> [Goal of the exercise] Can you print the listing below word for word, every line of it, but without the pictures?

· · · · ·

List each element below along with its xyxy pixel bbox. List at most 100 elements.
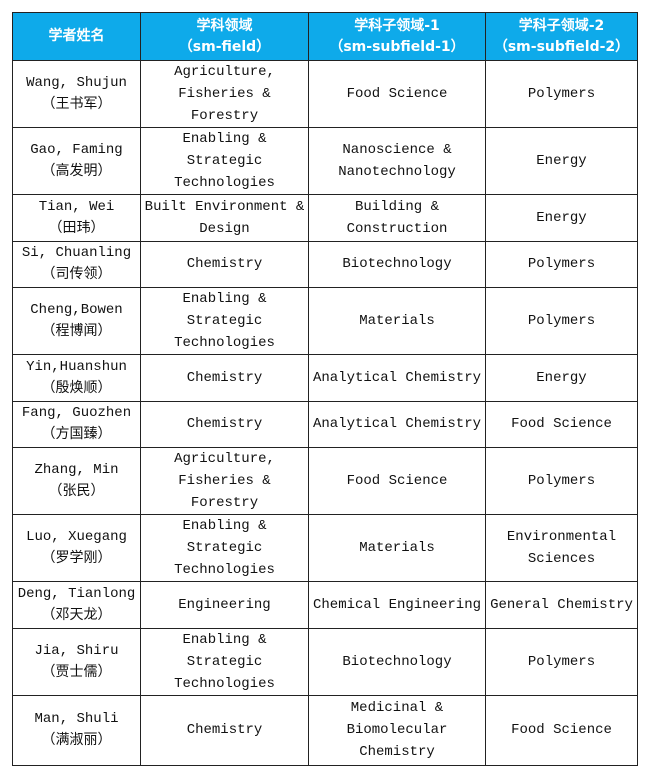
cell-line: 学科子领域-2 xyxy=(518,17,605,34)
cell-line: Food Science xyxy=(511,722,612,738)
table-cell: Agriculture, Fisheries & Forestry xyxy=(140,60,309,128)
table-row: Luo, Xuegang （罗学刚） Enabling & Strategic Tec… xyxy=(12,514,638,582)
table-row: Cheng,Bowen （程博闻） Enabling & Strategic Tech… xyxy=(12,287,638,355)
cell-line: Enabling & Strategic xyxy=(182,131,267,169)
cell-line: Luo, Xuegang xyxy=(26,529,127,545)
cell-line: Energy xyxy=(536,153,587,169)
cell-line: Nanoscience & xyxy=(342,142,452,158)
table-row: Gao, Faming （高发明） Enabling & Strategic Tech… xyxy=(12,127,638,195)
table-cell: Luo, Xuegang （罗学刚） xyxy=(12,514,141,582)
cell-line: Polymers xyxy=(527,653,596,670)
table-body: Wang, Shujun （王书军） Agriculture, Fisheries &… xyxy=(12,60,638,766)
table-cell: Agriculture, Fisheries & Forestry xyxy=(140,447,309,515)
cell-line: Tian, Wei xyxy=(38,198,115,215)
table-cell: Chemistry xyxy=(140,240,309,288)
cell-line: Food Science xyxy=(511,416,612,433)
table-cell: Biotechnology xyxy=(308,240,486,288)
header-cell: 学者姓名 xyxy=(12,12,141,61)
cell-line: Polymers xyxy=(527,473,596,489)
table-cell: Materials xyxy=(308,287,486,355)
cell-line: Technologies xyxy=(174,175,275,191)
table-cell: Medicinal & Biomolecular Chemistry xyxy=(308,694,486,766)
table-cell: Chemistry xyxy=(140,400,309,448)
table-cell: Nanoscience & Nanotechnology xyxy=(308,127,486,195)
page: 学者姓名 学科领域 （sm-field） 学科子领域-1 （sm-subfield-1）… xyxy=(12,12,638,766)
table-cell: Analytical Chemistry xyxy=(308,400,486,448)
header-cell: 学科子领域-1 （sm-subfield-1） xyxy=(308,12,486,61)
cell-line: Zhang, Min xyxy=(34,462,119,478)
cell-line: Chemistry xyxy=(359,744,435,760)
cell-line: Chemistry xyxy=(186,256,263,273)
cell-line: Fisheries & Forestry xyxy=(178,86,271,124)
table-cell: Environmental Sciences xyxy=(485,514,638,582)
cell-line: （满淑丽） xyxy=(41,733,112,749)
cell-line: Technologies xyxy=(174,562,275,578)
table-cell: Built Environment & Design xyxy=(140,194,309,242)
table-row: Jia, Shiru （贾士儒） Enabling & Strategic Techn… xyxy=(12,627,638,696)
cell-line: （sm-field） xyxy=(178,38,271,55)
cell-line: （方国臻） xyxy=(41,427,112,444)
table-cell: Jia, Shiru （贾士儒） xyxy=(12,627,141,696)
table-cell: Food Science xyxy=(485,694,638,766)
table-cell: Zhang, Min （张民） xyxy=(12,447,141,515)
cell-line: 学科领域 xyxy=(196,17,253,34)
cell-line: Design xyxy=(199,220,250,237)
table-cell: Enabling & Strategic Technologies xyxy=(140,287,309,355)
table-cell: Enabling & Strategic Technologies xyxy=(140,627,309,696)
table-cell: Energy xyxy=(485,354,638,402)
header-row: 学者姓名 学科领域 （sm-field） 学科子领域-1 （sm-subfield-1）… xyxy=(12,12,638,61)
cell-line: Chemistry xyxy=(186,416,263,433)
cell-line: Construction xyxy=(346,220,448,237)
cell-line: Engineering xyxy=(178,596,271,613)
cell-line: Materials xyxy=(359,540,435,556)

· · · · ·

> [Right answer]
List each element below along with its xyxy pixel bbox. List at most 100 elements.
cell-line: 学科子领域-2 xyxy=(518,17,605,34)
cell-line: Food Science xyxy=(511,722,612,738)
table-cell: Agriculture, Fisheries & Forestry xyxy=(140,60,309,128)
table-row: Luo, Xuegang （罗学刚） Enabling & Strategic Tec… xyxy=(12,514,638,582)
table-row: Cheng,Bowen （程博闻） Enabling & Strategic Tech… xyxy=(12,287,638,355)
cell-line: Enabling & Strategic xyxy=(182,131,267,169)
cell-line: Luo, Xuegang xyxy=(26,529,127,545)
cell-line: Energy xyxy=(536,153,587,169)
cell-line: Nanoscience & xyxy=(342,142,452,158)
table-row: Gao, Faming （高发明） Enabling & Strategic Tech… xyxy=(12,127,638,195)
table-cell: Luo, Xuegang （罗学刚） xyxy=(12,514,141,582)
cell-line: Polymers xyxy=(527,653,596,670)
table-body: Wang, Shujun （王书军） Agriculture, Fisheries &… xyxy=(12,60,638,766)
table-cell: Agriculture, Fisheries & Forestry xyxy=(140,447,309,515)
cell-line: Tian, Wei xyxy=(38,198,115,215)
table-cell: Chemistry xyxy=(140,240,309,288)
cell-line: Food Science xyxy=(511,416,612,433)
table-cell: Biotechnology xyxy=(308,240,486,288)
header-cell: 学者姓名 xyxy=(12,12,141,61)
cell-line: Polymers xyxy=(527,473,596,489)
table-cell: Materials xyxy=(308,287,486,355)
cell-line: Technologies xyxy=(174,175,275,191)
table-cell: Medicinal & Biomolecular Chemistry xyxy=(308,694,486,766)
table-cell: Chemistry xyxy=(140,400,309,448)
table-cell: Nanoscience & Nanotechnology xyxy=(308,127,486,195)
page: 学者姓名 学科领域 （sm-field） 学科子领域-1 （sm-subfield-1）… xyxy=(12,12,638,766)
table-cell: Analytical Chemistry xyxy=(308,400,486,448)
header-cell: 学科子领域-1 （sm-subfield-1） xyxy=(308,12,486,61)
cell-line: Zhang, Min xyxy=(34,462,119,478)
cell-line: Chemistry xyxy=(359,744,435,760)
cell-line: Chemistry xyxy=(186,256,263,273)
cell-line: Fisheries & Forestry xyxy=(178,86,271,124)
table-cell: Environmental Sciences xyxy=(485,514,638,582)
cell-line: （满淑丽） xyxy=(41,733,112,749)
cell-line: Technologies xyxy=(174,562,275,578)
table-cell: Built Environment & Design xyxy=(140,194,309,242)
table-row: Jia, Shiru （贾士儒） Enabling & Strategic Techn… xyxy=(12,627,638,696)
cell-line: （sm-field） xyxy=(178,38,271,55)
cell-line: （方国臻） xyxy=(41,427,112,444)
table-cell: Jia, Shiru （贾士儒） xyxy=(12,627,141,696)
table-cell: Food Science xyxy=(485,694,638,766)
table-cell: Zhang, Min （张民） xyxy=(12,447,141,515)
cell-line: 学科领域 xyxy=(196,17,253,34)
cell-line: Design xyxy=(199,220,250,237)
table-cell: Enabling & Strategic Technologies xyxy=(140,287,309,355)
table-cell: Enabling & Strategic Technologies xyxy=(140,627,309,696)
table-cell: Energy xyxy=(485,354,638,402)
header-row: 学者姓名 学科领域 （sm-field） 学科子领域-1 （sm-subfield-1）… xyxy=(12,12,638,61)
cell-line: Chemistry xyxy=(186,416,263,433)
cell-line: Construction xyxy=(346,220,448,237)
cell-line: Engineering xyxy=(178,596,271,613)
cell-line: Materials xyxy=(359,540,435,556)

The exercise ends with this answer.